What you are asked to do:
Your task is to retype each line of the data below exactly.

Supplied records:
## START

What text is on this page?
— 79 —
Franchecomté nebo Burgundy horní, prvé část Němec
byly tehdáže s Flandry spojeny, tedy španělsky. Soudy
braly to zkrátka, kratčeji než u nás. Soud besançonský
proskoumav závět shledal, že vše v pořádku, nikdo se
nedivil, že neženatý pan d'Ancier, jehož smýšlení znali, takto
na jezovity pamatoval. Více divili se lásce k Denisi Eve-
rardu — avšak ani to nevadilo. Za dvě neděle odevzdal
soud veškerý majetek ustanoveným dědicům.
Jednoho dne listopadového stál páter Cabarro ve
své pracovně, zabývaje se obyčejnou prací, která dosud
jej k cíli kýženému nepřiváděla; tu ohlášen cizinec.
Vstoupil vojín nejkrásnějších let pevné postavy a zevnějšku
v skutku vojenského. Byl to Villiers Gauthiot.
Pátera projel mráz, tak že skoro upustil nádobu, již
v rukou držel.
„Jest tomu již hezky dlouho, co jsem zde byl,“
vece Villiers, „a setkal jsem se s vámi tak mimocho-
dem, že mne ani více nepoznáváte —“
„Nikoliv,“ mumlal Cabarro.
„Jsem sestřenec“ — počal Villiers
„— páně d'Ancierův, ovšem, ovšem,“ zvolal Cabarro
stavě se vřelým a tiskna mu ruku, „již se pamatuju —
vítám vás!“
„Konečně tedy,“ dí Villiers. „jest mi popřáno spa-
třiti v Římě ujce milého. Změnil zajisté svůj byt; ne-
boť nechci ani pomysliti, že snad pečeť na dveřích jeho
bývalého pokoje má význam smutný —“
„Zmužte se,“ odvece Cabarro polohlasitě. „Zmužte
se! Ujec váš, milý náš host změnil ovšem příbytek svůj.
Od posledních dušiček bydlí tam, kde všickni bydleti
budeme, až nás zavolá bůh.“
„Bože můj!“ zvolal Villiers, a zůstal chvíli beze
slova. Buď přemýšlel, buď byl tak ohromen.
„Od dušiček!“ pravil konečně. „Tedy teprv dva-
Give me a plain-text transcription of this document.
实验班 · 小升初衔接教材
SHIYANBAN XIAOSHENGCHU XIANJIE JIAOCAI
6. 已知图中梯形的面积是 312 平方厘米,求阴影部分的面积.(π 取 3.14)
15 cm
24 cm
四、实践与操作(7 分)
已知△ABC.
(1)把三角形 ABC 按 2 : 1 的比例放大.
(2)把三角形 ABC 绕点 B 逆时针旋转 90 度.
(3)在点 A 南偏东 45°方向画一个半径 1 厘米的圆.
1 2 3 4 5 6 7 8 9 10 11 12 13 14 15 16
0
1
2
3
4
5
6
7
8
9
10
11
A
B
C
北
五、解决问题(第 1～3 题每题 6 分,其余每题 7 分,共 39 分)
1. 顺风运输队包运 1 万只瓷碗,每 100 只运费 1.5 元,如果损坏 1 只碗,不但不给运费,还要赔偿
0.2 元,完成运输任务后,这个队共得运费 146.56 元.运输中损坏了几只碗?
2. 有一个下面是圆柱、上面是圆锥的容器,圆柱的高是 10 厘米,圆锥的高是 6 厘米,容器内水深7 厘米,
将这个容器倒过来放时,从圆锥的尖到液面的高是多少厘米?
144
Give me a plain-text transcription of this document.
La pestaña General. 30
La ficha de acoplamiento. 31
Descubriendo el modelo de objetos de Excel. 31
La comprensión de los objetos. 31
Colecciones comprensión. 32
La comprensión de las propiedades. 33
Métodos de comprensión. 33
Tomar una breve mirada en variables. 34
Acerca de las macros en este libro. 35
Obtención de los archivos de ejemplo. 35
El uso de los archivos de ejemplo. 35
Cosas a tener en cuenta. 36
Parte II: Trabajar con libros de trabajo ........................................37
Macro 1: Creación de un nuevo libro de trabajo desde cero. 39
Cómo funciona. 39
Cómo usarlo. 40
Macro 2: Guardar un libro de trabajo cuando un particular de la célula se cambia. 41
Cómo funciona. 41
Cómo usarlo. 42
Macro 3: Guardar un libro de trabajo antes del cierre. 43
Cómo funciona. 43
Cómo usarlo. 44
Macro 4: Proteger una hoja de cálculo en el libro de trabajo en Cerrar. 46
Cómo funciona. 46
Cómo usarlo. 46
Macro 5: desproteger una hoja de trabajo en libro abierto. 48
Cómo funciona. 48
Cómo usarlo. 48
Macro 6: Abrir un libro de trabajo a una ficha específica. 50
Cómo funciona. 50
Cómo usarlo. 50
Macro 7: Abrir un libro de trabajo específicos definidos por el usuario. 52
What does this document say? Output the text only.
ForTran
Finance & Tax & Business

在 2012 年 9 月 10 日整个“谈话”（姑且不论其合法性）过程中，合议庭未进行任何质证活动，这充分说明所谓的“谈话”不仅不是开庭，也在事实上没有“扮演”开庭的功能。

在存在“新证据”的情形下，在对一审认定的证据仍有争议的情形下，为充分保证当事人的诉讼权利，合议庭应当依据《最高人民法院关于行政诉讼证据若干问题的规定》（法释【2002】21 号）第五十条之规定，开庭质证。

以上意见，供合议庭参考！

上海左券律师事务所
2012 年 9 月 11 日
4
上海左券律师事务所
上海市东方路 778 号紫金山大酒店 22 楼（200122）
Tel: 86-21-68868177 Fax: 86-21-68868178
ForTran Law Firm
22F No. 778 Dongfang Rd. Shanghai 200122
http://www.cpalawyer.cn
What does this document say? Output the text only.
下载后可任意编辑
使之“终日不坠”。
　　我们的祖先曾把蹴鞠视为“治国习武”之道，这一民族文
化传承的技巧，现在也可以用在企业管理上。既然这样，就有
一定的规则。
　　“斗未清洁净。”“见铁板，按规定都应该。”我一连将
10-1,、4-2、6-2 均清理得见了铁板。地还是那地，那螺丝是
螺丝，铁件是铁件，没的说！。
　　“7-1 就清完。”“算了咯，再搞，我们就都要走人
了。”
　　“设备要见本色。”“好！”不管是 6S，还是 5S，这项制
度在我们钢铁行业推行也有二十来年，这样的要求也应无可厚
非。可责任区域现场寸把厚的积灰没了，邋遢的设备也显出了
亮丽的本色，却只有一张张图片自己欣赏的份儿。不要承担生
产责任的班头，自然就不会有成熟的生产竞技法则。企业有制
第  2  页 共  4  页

## END

Final answer:
What text is on this page?
— 79 —
Franchecomté nebo Burgundy horní, prvé část Němec
byly tehdáže s Flandry spojeny, tedy španělsky. Soudy
braly to zkrátka, kratčeji než u nás. Soud besançonský
proskoumav závět shledal, že vše v pořádku, nikdo se
nedivil, že neženatý pan d'Ancier, jehož smýšlení znali, takto
na jezovity pamatoval. Více divili se lásce k Denisi Eve-
rardu — avšak ani to nevadilo. Za dvě neděle odevzdal
soud veškerý majetek ustanoveným dědicům.
Jednoho dne listopadového stál páter Cabarro ve
své pracovně, zabývaje se obyčejnou prací, která dosud
jej k cíli kýženému nepřiváděla; tu ohlášen cizinec.
Vstoupil vojín nejkrásnějších let pevné postavy a zevnějšku
v skutku vojenského. Byl to Villiers Gauthiot.
Pátera projel mráz, tak že skoro upustil nádobu, již
v rukou držel.
„Jest tomu již hezky dlouho, co jsem zde byl,“
vece Villiers, „a setkal jsem se s vámi tak mimocho-
dem, že mne ani více nepoznáváte —“
„Nikoliv,“ mumlal Cabarro.
„Jsem sestřenec“ — počal Villiers
„— páně d'Ancierův, ovšem, ovšem,“ zvolal Cabarro
stavě se vřelým a tiskna mu ruku, „již se pamatuju —
vítám vás!“
„Konečně tedy,“ dí Villiers. „jest mi popřáno spa-
třiti v Římě ujce milého. Změnil zajisté svůj byt; ne-
boť nechci ani pomysliti, že snad pečeť na dveřích jeho
bývalého pokoje má význam smutný —“
„Zmužte se,“ odvece Cabarro polohlasitě. „Zmužte
se! Ujec váš, milý náš host změnil ovšem příbytek svůj.
Od posledních dušiček bydlí tam, kde všickni bydleti
budeme, až nás zavolá bůh.“
„Bože můj!“ zvolal Villiers, a zůstal chvíli beze
slova. Buď přemýšlel, buď byl tak ohromen.
„Od dušiček!“ pravil konečně. „Tedy teprv dva-
Give me a plain-text transcription of this document.
实验班 · 小升初衔接教材
SHIYANBAN XIAOSHENGCHU XIANJIE JIAOCAI
6. 已知图中梯形的面积是 312 平方厘米,求阴影部分的面积.(π 取 3.14)
15 cm
24 cm
四、实践与操作(7 分)
已知△ABC.
(1)把三角形 ABC 按 2 : 1 的比例放大.
(2)把三角形 ABC 绕点 B 逆时针旋转 90 度.
(3)在点 A 南偏东 45°方向画一个半径 1 厘米的圆.
1 2 3 4 5 6 7 8 9 10 11 12 13 14 15 16
0
1
2
3
4
5
6
7
8
9
10
11
A
B
C
北
五、解决问题(第 1～3 题每题 6 分,其余每题 7 分,共 39 分)
1. 顺风运输队包运 1 万只瓷碗,每 100 只运费 1.5 元,如果损坏 1 只碗,不但不给运费,还要赔偿
0.2 元,完成运输任务后,这个队共得运费 146.56 元.运输中损坏了几只碗?
2. 有一个下面是圆柱、上面是圆锥的容器,圆柱的高是 10 厘米,圆锥的高是 6 厘米,容器内水深7 厘米,
将这个容器倒过来放时,从圆锥的尖到液面的高是多少厘米?
144
Give me a plain-text transcription of this document.
La pestaña General. 30
La ficha de acoplamiento. 31
Descubriendo el modelo de objetos de Excel. 31
La comprensión de los objetos. 31
Colecciones comprensión. 32
La comprensión de las propiedades. 33
Métodos de comprensión. 33
Tomar una breve mirada en variables. 34
Acerca de las macros en este libro. 35
Obtención de los archivos de ejemplo. 35
El uso de los archivos de ejemplo. 35
Cosas a tener en cuenta. 36
Parte II: Trabajar con libros de trabajo ........................................37
Macro 1: Creación de un nuevo libro de trabajo desde cero. 39
Cómo funciona. 39
Cómo usarlo. 40
Macro 2: Guardar un libro de trabajo cuando un particular de la célula se cambia. 41
Cómo funciona. 41
Cómo usarlo. 42
Macro 3: Guardar un libro de trabajo antes del cierre. 43
Cómo funciona. 43
Cómo usarlo. 44
Macro 4: Proteger una hoja de cálculo en el libro de trabajo en Cerrar. 46
Cómo funciona. 46
Cómo usarlo. 46
Macro 5: desproteger una hoja de trabajo en libro abierto. 48
Cómo funciona. 48
Cómo usarlo. 48
Macro 6: Abrir un libro de trabajo a una ficha específica. 50
Cómo funciona. 50
Cómo usarlo. 50
Macro 7: Abrir un libro de trabajo específicos definidos por el usuario. 52
What does this document say? Output the text only.
ForTran
Finance & Tax & Business

在 2012 年 9 月 10 日整个“谈话”（姑且不论其合法性）过程中，合议庭未进行任何质证活动，这充分说明所谓的“谈话”不仅不是开庭，也在事实上没有“扮演”开庭的功能。

在存在“新证据”的情形下，在对一审认定的证据仍有争议的情形下，为充分保证当事人的诉讼权利，合议庭应当依据《最高人民法院关于行政诉讼证据若干问题的规定》（法释【2002】21 号）第五十条之规定，开庭质证。

以上意见，供合议庭参考！

上海左券律师事务所
2012 年 9 月 11 日
4
上海左券律师事务所
上海市东方路 778 号紫金山大酒店 22 楼（200122）
Tel: 86-21-68868177 Fax: 86-21-68868178
ForTran Law Firm
22F No. 778 Dongfang Rd. Shanghai 200122
http://www.cpalawyer.cn
What does this document say? Output the text only.
下载后可任意编辑
使之“终日不坠”。
　　我们的祖先曾把蹴鞠视为“治国习武”之道，这一民族文
化传承的技巧，现在也可以用在企业管理上。既然这样，就有
一定的规则。
　　“斗未清洁净。”“见铁板，按规定都应该。”我一连将
10-1,、4-2、6-2 均清理得见了铁板。地还是那地，那螺丝是
螺丝，铁件是铁件，没的说！。
　　“7-1 就清完。”“算了咯，再搞，我们就都要走人
了。”
　　“设备要见本色。”“好！”不管是 6S，还是 5S，这项制
度在我们钢铁行业推行也有二十来年，这样的要求也应无可厚
非。可责任区域现场寸把厚的积灰没了，邋遢的设备也显出了
亮丽的本色，却只有一张张图片自己欣赏的份儿。不要承担生
产责任的班头，自然就不会有成熟的生产竞技法则。企业有制
第  2  页 共  4  页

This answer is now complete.